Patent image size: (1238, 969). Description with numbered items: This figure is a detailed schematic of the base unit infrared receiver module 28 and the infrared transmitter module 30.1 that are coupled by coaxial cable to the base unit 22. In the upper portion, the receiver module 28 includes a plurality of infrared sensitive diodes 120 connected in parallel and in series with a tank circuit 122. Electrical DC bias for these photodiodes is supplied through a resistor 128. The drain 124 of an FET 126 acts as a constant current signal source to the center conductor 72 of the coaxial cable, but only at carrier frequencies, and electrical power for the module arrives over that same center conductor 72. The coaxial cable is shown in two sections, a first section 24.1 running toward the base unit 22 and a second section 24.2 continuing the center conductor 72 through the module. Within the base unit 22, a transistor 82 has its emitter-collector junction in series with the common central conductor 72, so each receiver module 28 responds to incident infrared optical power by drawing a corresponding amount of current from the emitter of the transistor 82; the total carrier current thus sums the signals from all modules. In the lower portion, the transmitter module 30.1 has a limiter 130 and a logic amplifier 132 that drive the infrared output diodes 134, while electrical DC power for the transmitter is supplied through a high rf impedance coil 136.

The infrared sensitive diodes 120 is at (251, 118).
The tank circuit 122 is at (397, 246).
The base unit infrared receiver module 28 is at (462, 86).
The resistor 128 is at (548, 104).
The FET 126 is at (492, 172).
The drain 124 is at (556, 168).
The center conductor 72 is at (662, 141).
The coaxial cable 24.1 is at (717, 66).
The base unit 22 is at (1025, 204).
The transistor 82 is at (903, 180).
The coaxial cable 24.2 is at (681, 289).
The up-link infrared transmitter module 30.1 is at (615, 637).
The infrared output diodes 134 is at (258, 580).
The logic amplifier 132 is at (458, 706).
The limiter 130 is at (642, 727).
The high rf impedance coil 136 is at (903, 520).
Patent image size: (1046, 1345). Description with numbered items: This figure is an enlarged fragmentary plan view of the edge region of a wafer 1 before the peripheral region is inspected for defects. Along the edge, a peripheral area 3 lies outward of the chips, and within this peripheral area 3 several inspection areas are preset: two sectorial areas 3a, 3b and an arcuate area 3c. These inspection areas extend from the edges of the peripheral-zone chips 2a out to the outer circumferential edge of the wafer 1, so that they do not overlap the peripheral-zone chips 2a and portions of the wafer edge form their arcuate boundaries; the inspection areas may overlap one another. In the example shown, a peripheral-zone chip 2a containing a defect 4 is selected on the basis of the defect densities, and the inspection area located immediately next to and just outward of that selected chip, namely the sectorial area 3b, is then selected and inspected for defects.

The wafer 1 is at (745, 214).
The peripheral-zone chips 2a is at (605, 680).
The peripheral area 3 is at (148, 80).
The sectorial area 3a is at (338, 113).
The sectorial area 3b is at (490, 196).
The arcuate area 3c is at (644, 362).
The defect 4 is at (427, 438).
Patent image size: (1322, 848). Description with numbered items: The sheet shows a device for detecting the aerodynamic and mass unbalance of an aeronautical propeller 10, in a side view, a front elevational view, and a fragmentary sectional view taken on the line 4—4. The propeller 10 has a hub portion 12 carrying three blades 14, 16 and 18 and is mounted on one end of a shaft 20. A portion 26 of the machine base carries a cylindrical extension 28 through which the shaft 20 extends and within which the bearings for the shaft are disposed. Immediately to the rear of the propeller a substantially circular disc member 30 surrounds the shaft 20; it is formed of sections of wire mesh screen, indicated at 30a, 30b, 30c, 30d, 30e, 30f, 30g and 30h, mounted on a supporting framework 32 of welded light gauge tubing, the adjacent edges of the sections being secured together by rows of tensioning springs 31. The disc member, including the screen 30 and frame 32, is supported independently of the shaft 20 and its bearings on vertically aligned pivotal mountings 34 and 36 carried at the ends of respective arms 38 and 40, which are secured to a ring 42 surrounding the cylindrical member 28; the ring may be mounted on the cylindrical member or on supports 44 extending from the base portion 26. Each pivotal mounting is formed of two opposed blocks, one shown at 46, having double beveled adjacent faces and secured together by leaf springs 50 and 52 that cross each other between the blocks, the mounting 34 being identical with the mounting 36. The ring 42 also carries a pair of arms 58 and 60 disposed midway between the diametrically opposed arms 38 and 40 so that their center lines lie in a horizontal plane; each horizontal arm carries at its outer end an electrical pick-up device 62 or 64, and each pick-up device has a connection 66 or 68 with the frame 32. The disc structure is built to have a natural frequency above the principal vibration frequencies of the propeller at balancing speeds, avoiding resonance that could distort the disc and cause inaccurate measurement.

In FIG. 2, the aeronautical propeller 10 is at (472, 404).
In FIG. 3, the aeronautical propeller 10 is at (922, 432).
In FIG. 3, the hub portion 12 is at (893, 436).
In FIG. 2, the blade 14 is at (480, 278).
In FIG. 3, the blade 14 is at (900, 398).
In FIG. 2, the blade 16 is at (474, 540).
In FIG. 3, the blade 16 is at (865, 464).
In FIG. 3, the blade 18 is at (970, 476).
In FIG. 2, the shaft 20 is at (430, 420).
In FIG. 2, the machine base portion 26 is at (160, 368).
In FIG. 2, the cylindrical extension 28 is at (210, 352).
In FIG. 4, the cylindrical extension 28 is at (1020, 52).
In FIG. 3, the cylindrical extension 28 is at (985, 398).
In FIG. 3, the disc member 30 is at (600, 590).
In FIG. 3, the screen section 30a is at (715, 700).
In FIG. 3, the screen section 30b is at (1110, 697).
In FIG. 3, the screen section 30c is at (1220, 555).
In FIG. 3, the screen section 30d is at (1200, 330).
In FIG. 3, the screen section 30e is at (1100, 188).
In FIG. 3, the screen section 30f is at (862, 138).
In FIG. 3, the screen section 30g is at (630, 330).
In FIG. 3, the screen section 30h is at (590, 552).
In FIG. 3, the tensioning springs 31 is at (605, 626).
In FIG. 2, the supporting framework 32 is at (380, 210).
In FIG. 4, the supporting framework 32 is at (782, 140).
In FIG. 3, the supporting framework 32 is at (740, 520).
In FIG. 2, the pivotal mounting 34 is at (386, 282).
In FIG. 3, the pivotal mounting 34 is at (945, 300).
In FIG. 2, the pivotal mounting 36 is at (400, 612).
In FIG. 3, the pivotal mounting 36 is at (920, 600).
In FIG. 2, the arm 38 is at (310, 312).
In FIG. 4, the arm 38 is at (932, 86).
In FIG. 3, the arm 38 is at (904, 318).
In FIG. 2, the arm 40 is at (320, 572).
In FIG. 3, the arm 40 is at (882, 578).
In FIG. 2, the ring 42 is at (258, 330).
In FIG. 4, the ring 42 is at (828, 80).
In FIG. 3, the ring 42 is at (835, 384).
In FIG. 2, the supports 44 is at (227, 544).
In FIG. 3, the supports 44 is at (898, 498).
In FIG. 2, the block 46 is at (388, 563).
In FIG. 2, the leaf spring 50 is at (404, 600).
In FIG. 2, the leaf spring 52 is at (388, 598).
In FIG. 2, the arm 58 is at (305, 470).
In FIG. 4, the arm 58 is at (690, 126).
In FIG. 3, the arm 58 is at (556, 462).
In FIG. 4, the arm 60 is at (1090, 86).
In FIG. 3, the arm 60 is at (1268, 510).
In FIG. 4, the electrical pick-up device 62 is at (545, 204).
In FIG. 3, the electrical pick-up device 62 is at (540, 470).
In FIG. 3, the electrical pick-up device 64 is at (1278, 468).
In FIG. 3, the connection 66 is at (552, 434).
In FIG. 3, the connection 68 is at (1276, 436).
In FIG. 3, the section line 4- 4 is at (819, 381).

::::::

Directions for this task =>
Retype all of the material above word for word, from its first line to its last.

Solved exercise =>
Patent image size: (1238, 969). Description with numbered items: This figure is a detailed schematic of the base unit infrared receiver module 28 and the infrared transmitter module 30.1 that are coupled by coaxial cable to the base unit 22. In the upper portion, the receiver module 28 includes a plurality of infrared sensitive diodes 120 connected in parallel and in series with a tank circuit 122. Electrical DC bias for these photodiodes is supplied through a resistor 128. The drain 124 of an FET 126 acts as a constant current signal source to the center conductor 72 of the coaxial cable, but only at carrier frequencies, and electrical power for the module arrives over that same center conductor 72. The coaxial cable is shown in two sections, a first section 24.1 running toward the base unit 22 and a second section 24.2 continuing the center conductor 72 through the module. Within the base unit 22, a transistor 82 has its emitter-collector junction in series with the common central conductor 72, so each receiver module 28 responds to incident infrared optical power by drawing a corresponding amount of current from the emitter of the transistor 82; the total carrier current thus sums the signals from all modules. In the lower portion, the transmitter module 30.1 has a limiter 130 and a logic amplifier 132 that drive the infrared output diodes 134, while electrical DC power for the transmitter is supplied through a high rf impedance coil 136.

The infrared sensitive diodes 120 is at (251, 118).
The tank circuit 122 is at (397, 246).
The base unit infrared receiver module 28 is at (462, 86).
The resistor 128 is at (548, 104).
The FET 126 is at (492, 172).
The drain 124 is at (556, 168).
The center conductor 72 is at (662, 141).
The coaxial cable 24.1 is at (717, 66).
The base unit 22 is at (1025, 204).
The transistor 82 is at (903, 180).
The coaxial cable 24.2 is at (681, 289).
The up-link infrared transmitter module 30.1 is at (615, 637).
The infrared output diodes 134 is at (258, 580).
The logic amplifier 132 is at (458, 706).
The limiter 130 is at (642, 727).
The high rf impedance coil 136 is at (903, 520).
Patent image size: (1046, 1345). Description with numbered items: This figure is an enlarged fragmentary plan view of the edge region of a wafer 1 before the peripheral region is inspected for defects. Along the edge, a peripheral area 3 lies outward of the chips, and within this peripheral area 3 several inspection areas are preset: two sectorial areas 3a, 3b and an arcuate area 3c. These inspection areas extend from the edges of the peripheral-zone chips 2a out to the outer circumferential edge of the wafer 1, so that they do not overlap the peripheral-zone chips 2a and portions of the wafer edge form their arcuate boundaries; the inspection areas may overlap one another. In the example shown, a peripheral-zone chip 2a containing a defect 4 is selected on the basis of the defect densities, and the inspection area located immediately next to and just outward of that selected chip, namely the sectorial area 3b, is then selected and inspected for defects.

The wafer 1 is at (745, 214).
The peripheral-zone chips 2a is at (605, 680).
The peripheral area 3 is at (148, 80).
The sectorial area 3a is at (338, 113).
The sectorial area 3b is at (490, 196).
The arcuate area 3c is at (644, 362).
The defect 4 is at (427, 438).
Patent image size: (1322, 848). Description with numbered items: The sheet shows a device for detecting the aerodynamic and mass unbalance of an aeronautical propeller 10, in a side view, a front elevational view, and a fragmentary sectional view taken on the line 4—4. The propeller 10 has a hub portion 12 carrying three blades 14, 16 and 18 and is mounted on one end of a shaft 20. A portion 26 of the machine base carries a cylindrical extension 28 through which the shaft 20 extends and within which the bearings for the shaft are disposed. Immediately to the rear of the propeller a substantially circular disc member 30 surrounds the shaft 20; it is formed of sections of wire mesh screen, indicated at 30a, 30b, 30c, 30d, 30e, 30f, 30g and 30h, mounted on a supporting framework 32 of welded light gauge tubing, the adjacent edges of the sections being secured together by rows of tensioning springs 31. The disc member, including the screen 30 and frame 32, is supported independently of the shaft 20 and its bearings on vertically aligned pivotal mountings 34 and 36 carried at the ends of respective arms 38 and 40, which are secured to a ring 42 surrounding the cylindrical member 28; the ring may be mounted on the cylindrical member or on supports 44 extending from the base portion 26. Each pivotal mounting is formed of two opposed blocks, one shown at 46, having double beveled adjacent faces and secured together by leaf springs 50 and 52 that cross each other between the blocks, the mounting 34 being identical with the mounting 36. The ring 42 also carries a pair of arms 58 and 60 disposed midway between the diametrically opposed arms 38 and 40 so that their center lines lie in a horizontal plane; each horizontal arm carries at its outer end an electrical pick-up device 62 or 64, and each pick-up device has a connection 66 or 68 with the frame 32. The disc structure is built to have a natural frequency above the principal vibration frequencies of the propeller at balancing speeds, avoiding resonance that could distort the disc and cause inaccurate measurement.

In FIG. 2, the aeronautical propeller 10 is at (472, 404).
In FIG. 3, the aeronautical propeller 10 is at (922, 432).
In FIG. 3, the hub portion 12 is at (893, 436).
In FIG. 2, the blade 14 is at (480, 278).
In FIG. 3, the blade 14 is at (900, 398).
In FIG. 2, the blade 16 is at (474, 540).
In FIG. 3, the blade 16 is at (865, 464).
In FIG. 3, the blade 18 is at (970, 476).
In FIG. 2, the shaft 20 is at (430, 420).
In FIG. 2, the machine base portion 26 is at (160, 368).
In FIG. 2, the cylindrical extension 28 is at (210, 352).
In FIG. 4, the cylindrical extension 28 is at (1020, 52).
In FIG. 3, the cylindrical extension 28 is at (985, 398).
In FIG. 3, the disc member 30 is at (600, 590).
In FIG. 3, the screen section 30a is at (715, 700).
In FIG. 3, the screen section 30b is at (1110, 697).
In FIG. 3, the screen section 30c is at (1220, 555).
In FIG. 3, the screen section 30d is at (1200, 330).
In FIG. 3, the screen section 30e is at (1100, 188).
In FIG. 3, the screen section 30f is at (862, 138).
In FIG. 3, the screen section 30g is at (630, 330).
In FIG. 3, the screen section 30h is at (590, 552).
In FIG. 3, the tensioning springs 31 is at (605, 626).
In FIG. 2, the supporting framework 32 is at (380, 210).
In FIG. 4, the supporting framework 32 is at (782, 140).
In FIG. 3, the supporting framework 32 is at (740, 520).
In FIG. 2, the pivotal mounting 34 is at (386, 282).
In FIG. 3, the pivotal mounting 34 is at (945, 300).
In FIG. 2, the pivotal mounting 36 is at (400, 612).
In FIG. 3, the pivotal mounting 36 is at (920, 600).
In FIG. 2, the arm 38 is at (310, 312).
In FIG. 4, the arm 38 is at (932, 86).
In FIG. 3, the arm 38 is at (904, 318).
In FIG. 2, the arm 40 is at (320, 572).
In FIG. 3, the arm 40 is at (882, 578).
In FIG. 2, the ring 42 is at (258, 330).
In FIG. 4, the ring 42 is at (828, 80).
In FIG. 3, the ring 42 is at (835, 384).
In FIG. 2, the supports 44 is at (227, 544).
In FIG. 3, the supports 44 is at (898, 498).
In FIG. 2, the block 46 is at (388, 563).
In FIG. 2, the leaf spring 50 is at (404, 600).
In FIG. 2, the leaf spring 52 is at (388, 598).
In FIG. 2, the arm 58 is at (305, 470).
In FIG. 4, the arm 58 is at (690, 126).
In FIG. 3, the arm 58 is at (556, 462).
In FIG. 4, the arm 60 is at (1090, 86).
In FIG. 3, the arm 60 is at (1268, 510).
In FIG. 4, the electrical pick-up device 62 is at (545, 204).
In FIG. 3, the electrical pick-up device 62 is at (540, 470).
In FIG. 3, the electrical pick-up device 64 is at (1278, 468).
In FIG. 3, the connection 66 is at (552, 434).
In FIG. 3, the connection 68 is at (1276, 436).
In FIG. 3, the section line 4- 4 is at (819, 381).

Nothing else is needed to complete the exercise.